Where a line contains the word "Анализ", copy that line.
+ + +
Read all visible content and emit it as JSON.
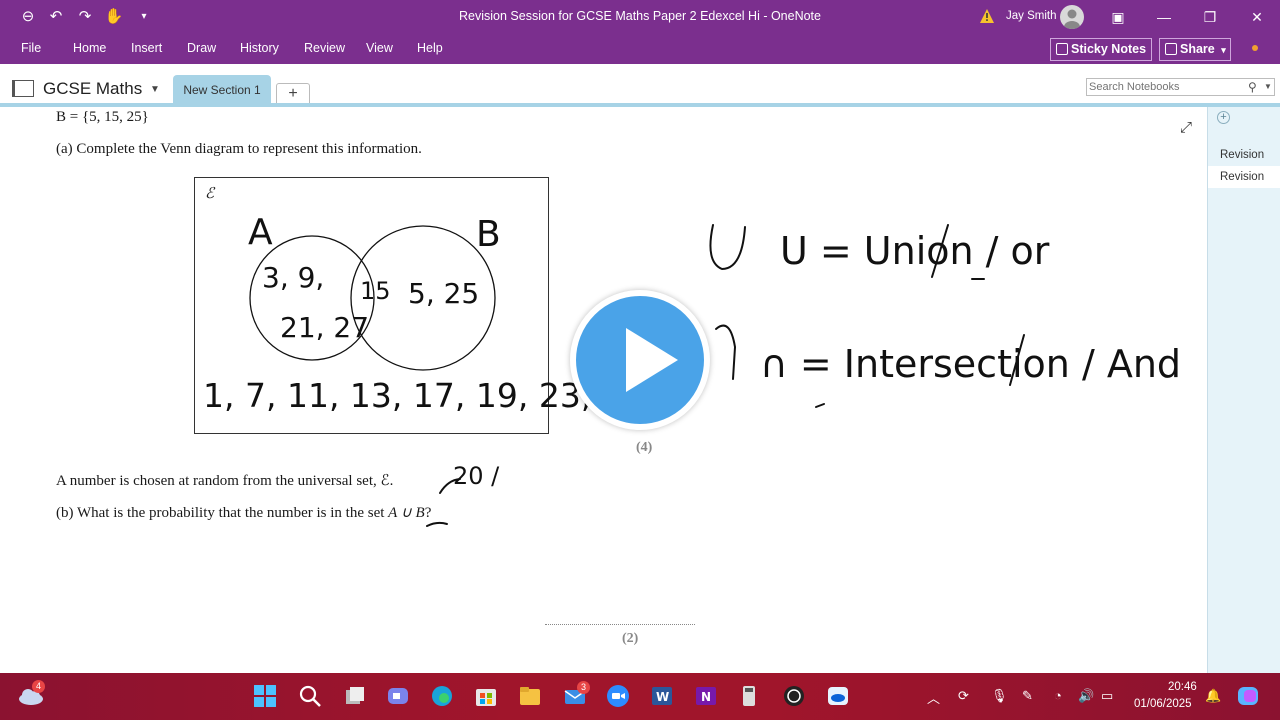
{
  "window": {
    "title": "Revision Session for GCSE Maths Paper 2 Edexcel Hi  -  OneNote",
    "user_name": "Jay Smith"
  },
  "menu": {
    "items": [
      "File",
      "Home",
      "Insert",
      "Draw",
      "History",
      "Review",
      "View",
      "Help"
    ],
    "sticky_notes": "Sticky Notes",
    "share": "Share"
  },
  "notebook": {
    "name": "GCSE Maths",
    "section_tab": "New Section 1",
    "add_tab": "+"
  },
  "search": {
    "placeholder": "Search Notebooks"
  },
  "pages": [
    "Revision",
    "Revision"
  ],
  "question": {
    "set_b": "B = {5, 15, 25}",
    "part_a": "(a)  Complete the Venn diagram to represent this information.",
    "marks_a": "(4)",
    "chosen": "A number is chosen at random from the universal set, ℰ.",
    "part_b_prefix": "(b)  What is the probability that the number is in the set ",
    "part_b_set": "A ∪ B",
    "part_b_suffix": "?",
    "marks_b": "(2)"
  },
  "venn": {
    "universal_symbol": "ℰ",
    "label_a": "A",
    "label_b": "B",
    "a_only": [
      "3, 9,",
      "21, 27"
    ],
    "intersection": "15",
    "b_only": "5, 25",
    "outside": "1, 7, 11, 13, 17, 19, 23, 29"
  },
  "handwriting": {
    "union_note": "U = Union / or",
    "intersection_note": "∩ = Intersection / And",
    "count_note": "20 /"
  },
  "taskbar": {
    "weather_badge": "4",
    "mail_badge": "3",
    "time": "20:46",
    "date": "01/06/2025"
  },
  "colors": {
    "accent": "#7b2f8e",
    "section_tab": "#a7d3e6",
    "play_button": "#4aa3e8",
    "taskbar": "#a0152b"
  }
}
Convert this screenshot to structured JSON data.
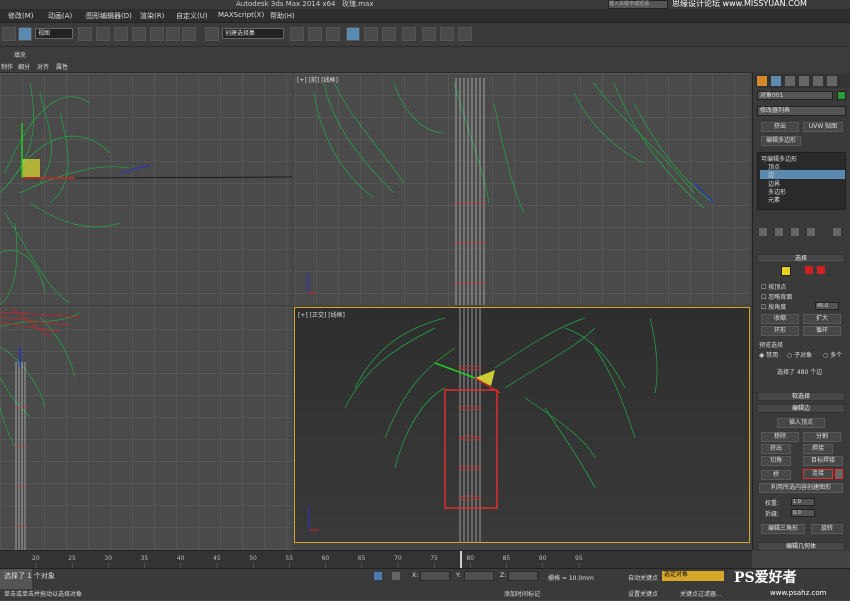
{
  "window": {
    "title": "Autodesk 3ds Max 2014 x64",
    "file": "玫瑰.max",
    "search_placeholder": "键入关键字或短语",
    "watermark": "思缘设计论坛 www.MISSYUAN.COM"
  },
  "menu": [
    "修改(M)",
    "动画(A)",
    "图形编辑器(D)",
    "渲染(R)",
    "自定义(U)",
    "MAXScript(X)",
    "帮助(H)"
  ],
  "toolbar": {
    "view_dropdown": "视图",
    "selection_set": "创建选择集"
  },
  "ribbon": {
    "fill_label": "填充",
    "tabs": [
      "制作",
      "细分",
      "对齐",
      "属性"
    ]
  },
  "viewports": {
    "top_right_label": "[+] [前] [线框]",
    "bottom_right_label": "[+] [正交] [线框]",
    "top_left_label": "",
    "bottom_left_label": ""
  },
  "command_panel": {
    "object_name": "对象001",
    "modifier_list": "修改器列表",
    "btn_extrude": "挤出",
    "btn_uvw": "UVW 贴图",
    "btn_edit_poly": "编辑多边形",
    "stack": {
      "root": "可编辑多边形",
      "items": [
        "顶点",
        "边",
        "边界",
        "多边形",
        "元素"
      ],
      "selected_index": 1
    },
    "selection": {
      "header": "选择",
      "by_vertex": "按顶点",
      "ignore_backface": "忽略背面",
      "by_angle": "按角度",
      "angle_value": "45.0",
      "shrink": "收缩",
      "grow": "扩大",
      "ring": "环形",
      "loop": "循环",
      "preview": "预览选择",
      "disable": "禁用",
      "sub_object": "子对象",
      "multi": "多个",
      "selected_count": "选择了 480 个边"
    },
    "soft_selection": "软选择",
    "edit_edges": {
      "header": "编辑边",
      "insert_vertex": "插入顶点",
      "remove": "移除",
      "split": "分割",
      "extrude": "挤出",
      "weld": "焊接",
      "chamfer": "切角",
      "target_weld": "目标焊接",
      "bridge": "桥",
      "connect": "连接",
      "create_shape": "利用所选内容创建图形",
      "weight_label": "权重:",
      "weight_value": "1.0",
      "crease_label": "折缝:",
      "crease_value": "0.0",
      "edit_tri": "编辑三角形",
      "rotate": "旋转"
    },
    "edit_geometry": "编辑几何体"
  },
  "timeline": {
    "ticks": [
      "20",
      "25",
      "30",
      "35",
      "40",
      "45",
      "50",
      "55",
      "60",
      "65",
      "70",
      "75",
      "80",
      "85",
      "90",
      "95"
    ]
  },
  "status": {
    "selected": "选择了 1 个对象",
    "hint": "单击或单击并拖动以选择对象",
    "add_time_tag": "添加时间标记",
    "x_label": "X:",
    "y_label": "Y:",
    "z_label": "Z:",
    "grid": "栅格 = 10.0mm",
    "auto_key": "自动关键点",
    "set_key": "设置关键点",
    "selected_obj": "选定对象",
    "key_filter": "关键点过滤器...",
    "brand": "PS爱好者",
    "brand_url": "www.psahz.com"
  }
}
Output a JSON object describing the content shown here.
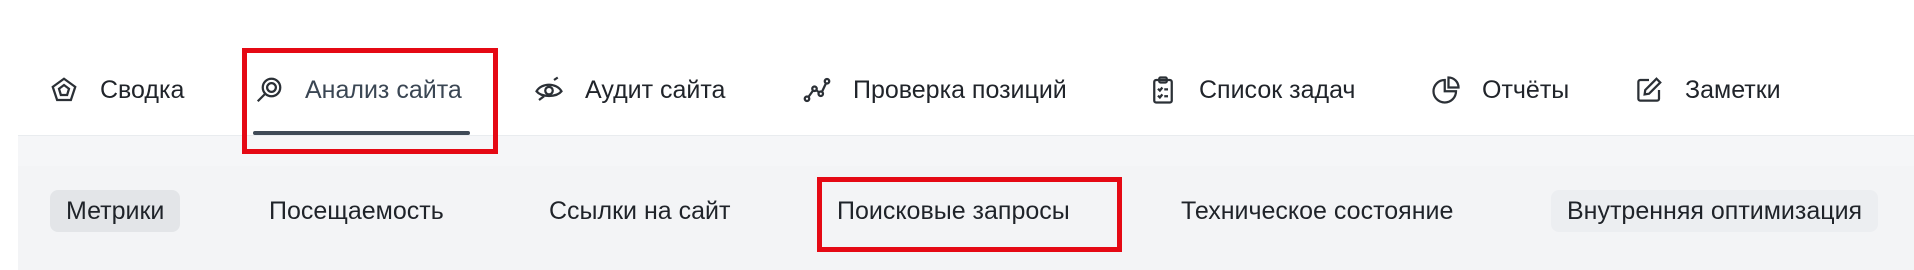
{
  "top_tabs": [
    {
      "label": "Сводка",
      "icon": "pentagon-icon"
    },
    {
      "label": "Анализ сайта",
      "icon": "magnifier-icon"
    },
    {
      "label": "Аудит сайта",
      "icon": "eye-scan-icon"
    },
    {
      "label": "Проверка позиций",
      "icon": "line-graph-icon"
    },
    {
      "label": "Список задач",
      "icon": "clipboard-list-icon"
    },
    {
      "label": "Отчёты",
      "icon": "pie-chart-icon"
    },
    {
      "label": "Заметки",
      "icon": "edit-note-icon"
    }
  ],
  "active_top_tab": "Анализ сайта",
  "sub_tabs": [
    {
      "label": "Метрики"
    },
    {
      "label": "Посещаемость"
    },
    {
      "label": "Ссылки на сайт"
    },
    {
      "label": "Поисковые запросы"
    },
    {
      "label": "Техническое состояние"
    },
    {
      "label": "Внутренняя оптимизация"
    }
  ],
  "active_sub_tab": "Метрики",
  "colors": {
    "highlight": "#e50914",
    "underline": "#3f4a57",
    "subnav_bg": "#f3f4f6"
  }
}
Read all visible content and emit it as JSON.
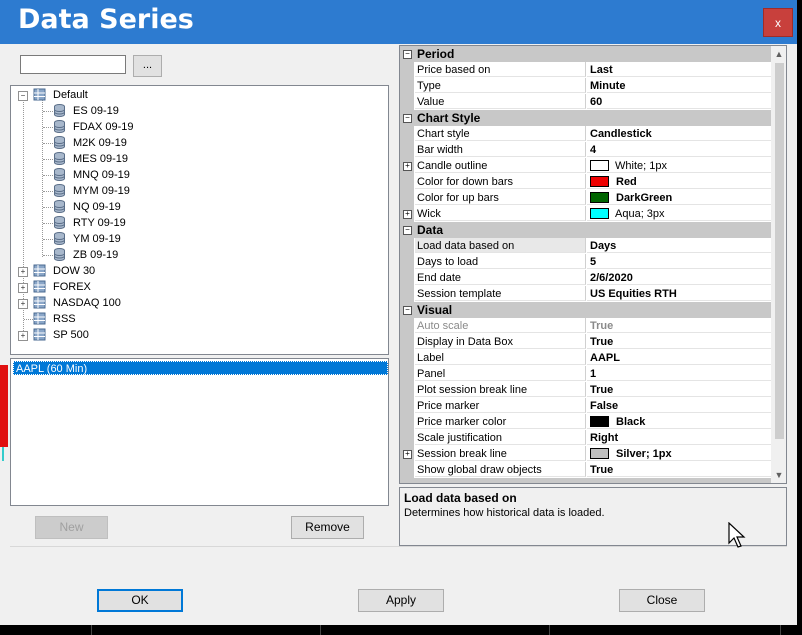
{
  "window": {
    "title": "Data Series",
    "close_label": "x"
  },
  "instrument_search": {
    "value": "",
    "browse_label": "..."
  },
  "tree": {
    "default_label": "Default",
    "default_children": [
      "ES 09-19",
      "FDAX 09-19",
      "M2K 09-19",
      "MES 09-19",
      "MNQ 09-19",
      "MYM 09-19",
      "NQ 09-19",
      "RTY 09-19",
      "YM 09-19",
      "ZB 09-19"
    ],
    "other_lists": [
      "DOW 30",
      "FOREX",
      "NASDAQ 100",
      "RSS",
      "SP 500"
    ]
  },
  "selected_series": [
    "AAPL (60 Min)"
  ],
  "buttons": {
    "new": "New",
    "remove": "Remove",
    "ok": "OK",
    "apply": "Apply",
    "close": "Close"
  },
  "properties": {
    "period": {
      "label": "Period",
      "rows": [
        {
          "name": "Price based on",
          "value": "Last"
        },
        {
          "name": "Type",
          "value": "Minute"
        },
        {
          "name": "Value",
          "value": "60"
        }
      ]
    },
    "chart_style": {
      "label": "Chart Style",
      "rows": [
        {
          "name": "Chart style",
          "value": "Candlestick"
        },
        {
          "name": "Bar width",
          "value": "4"
        },
        {
          "name": "Candle outline",
          "value": "White; 1px",
          "swatch": "#ffffff"
        },
        {
          "name": "Color for down bars",
          "value": "Red",
          "swatch": "#ee0000"
        },
        {
          "name": "Color for up bars",
          "value": "DarkGreen",
          "swatch": "#006400"
        },
        {
          "name": "Wick",
          "value": "Aqua; 3px",
          "swatch": "#00ffff"
        }
      ]
    },
    "data": {
      "label": "Data",
      "rows": [
        {
          "name": "Load data based on",
          "value": "Days"
        },
        {
          "name": "Days to load",
          "value": "5"
        },
        {
          "name": "End date",
          "value": "2/6/2020"
        },
        {
          "name": "Session template",
          "value": "US Equities RTH"
        }
      ]
    },
    "visual": {
      "label": "Visual",
      "rows": [
        {
          "name": "Auto scale",
          "value": "True"
        },
        {
          "name": "Display in Data Box",
          "value": "True"
        },
        {
          "name": "Label",
          "value": "AAPL"
        },
        {
          "name": "Panel",
          "value": "1"
        },
        {
          "name": "Plot session break line",
          "value": "True"
        },
        {
          "name": "Price marker",
          "value": "False"
        },
        {
          "name": "Price marker color",
          "value": "Black",
          "swatch": "#000000"
        },
        {
          "name": "Scale justification",
          "value": "Right"
        },
        {
          "name": "Session break line",
          "value": "Silver; 1px",
          "swatch": "#c0c0c0"
        },
        {
          "name": "Show global draw objects",
          "value": "True"
        }
      ]
    }
  },
  "description": {
    "title": "Load data based on",
    "text": "Determines how historical data is loaded."
  }
}
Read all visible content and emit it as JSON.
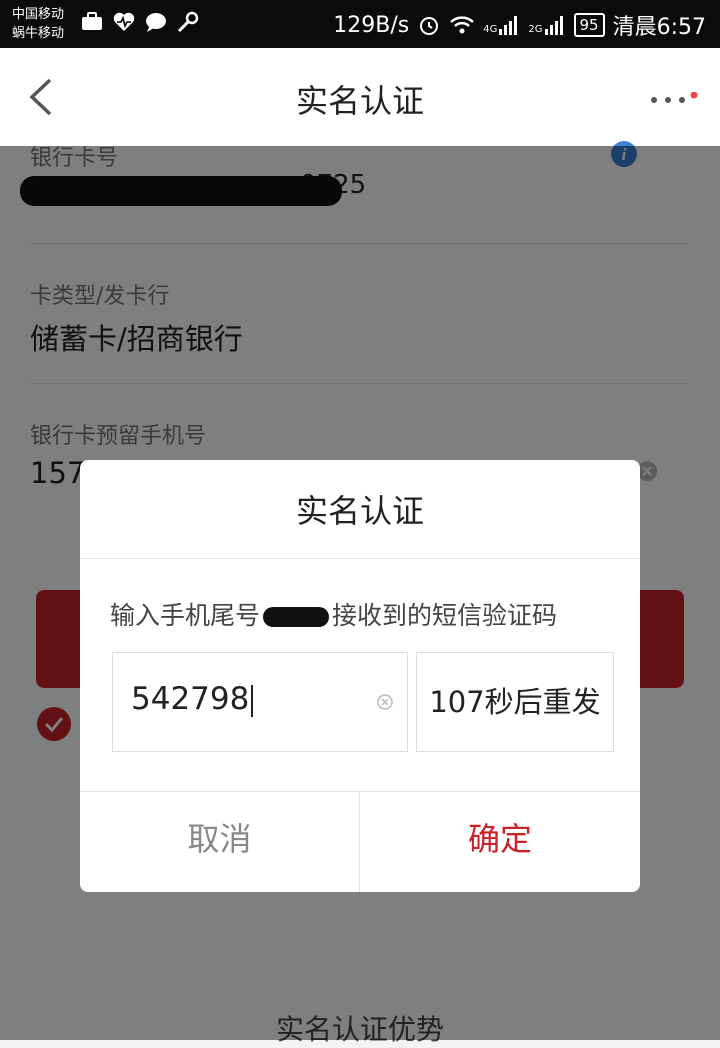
{
  "status_bar": {
    "carrier1": "中国移动",
    "carrier2": "蜗牛移动",
    "net_speed": "129B/s",
    "signal1": "4G",
    "signal2": "2G",
    "battery": "95",
    "time": "清晨6:57",
    "icons": [
      "briefcase-icon",
      "heart-rate-icon",
      "chat-icon",
      "key-icon",
      "alarm-icon",
      "wifi-icon",
      "signal-icon"
    ]
  },
  "nav": {
    "title": "实名认证",
    "back_icon": "chevron-left-icon",
    "more_icon": "more-dots-icon",
    "accent_color": "#e8474c"
  },
  "form": {
    "card_number_label": "银行卡号",
    "card_number_value_partial": "0725",
    "card_type_label": "卡类型/发卡行",
    "card_type_value": "储蓄卡/招商银行",
    "phone_label": "银行卡预留手机号",
    "phone_value_partial": "157"
  },
  "page": {
    "advantage_title": "实名认证优势",
    "primary_color": "#c9232a"
  },
  "dialog": {
    "title": "实名认证",
    "message_prefix": "输入手机尾号",
    "message_suffix": "接收到的短信验证码",
    "code_value": "542798",
    "resend_text": "107秒后重发",
    "cancel_label": "取消",
    "confirm_label": "确定"
  }
}
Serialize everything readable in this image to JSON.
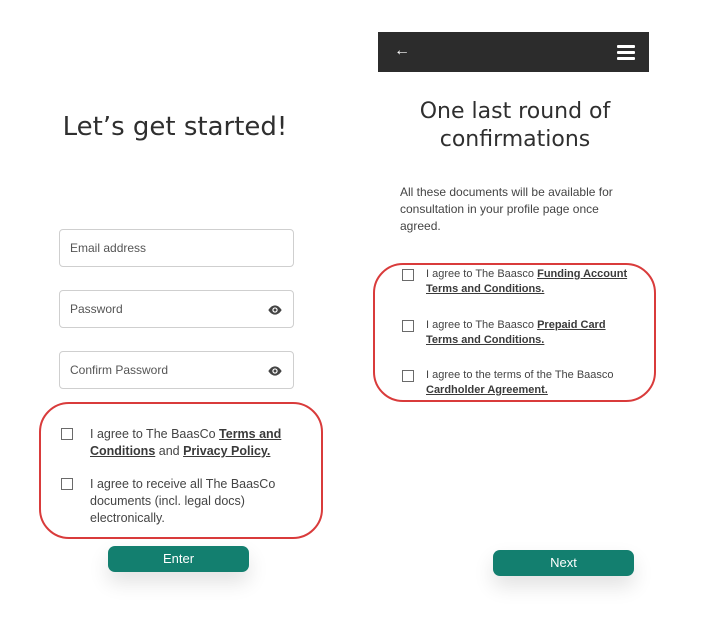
{
  "left": {
    "title": "Let’s get started!",
    "email_placeholder": "Email address",
    "password_placeholder": "Password",
    "confirm_password_placeholder": "Confirm Password",
    "agree1": {
      "prefix": "I agree to The BaasCo ",
      "link1": "Terms and Conditions",
      "mid": " and ",
      "link2": "Privacy Policy."
    },
    "agree2": "I agree to receive all The BaasCo documents (incl. legal docs) electronically.",
    "enter_label": "Enter"
  },
  "right": {
    "back_icon": "arrow-left-icon",
    "menu_icon": "hamburger-menu-icon",
    "title": "One last round of confirmations",
    "intro": "All these documents will be available for consultation in your profile page once agreed.",
    "c1": {
      "prefix": "I agree to The Baasco ",
      "link": "Funding Account Terms and Conditions."
    },
    "c2": {
      "prefix": "I agree to The Baasco ",
      "link": "Prepaid Card Terms and Conditions."
    },
    "c3": {
      "prefix": "I agree to the terms of the The Baasco ",
      "link": "Cardholder Agreement."
    },
    "next_label": "Next"
  },
  "colors": {
    "accent": "#137f6f",
    "highlight": "#d93b3b",
    "topbar": "#2c2c2c"
  }
}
+ + +
* The reply
      "label": "Анализ сайта",
  "active_top_tab": "Анализ сайта",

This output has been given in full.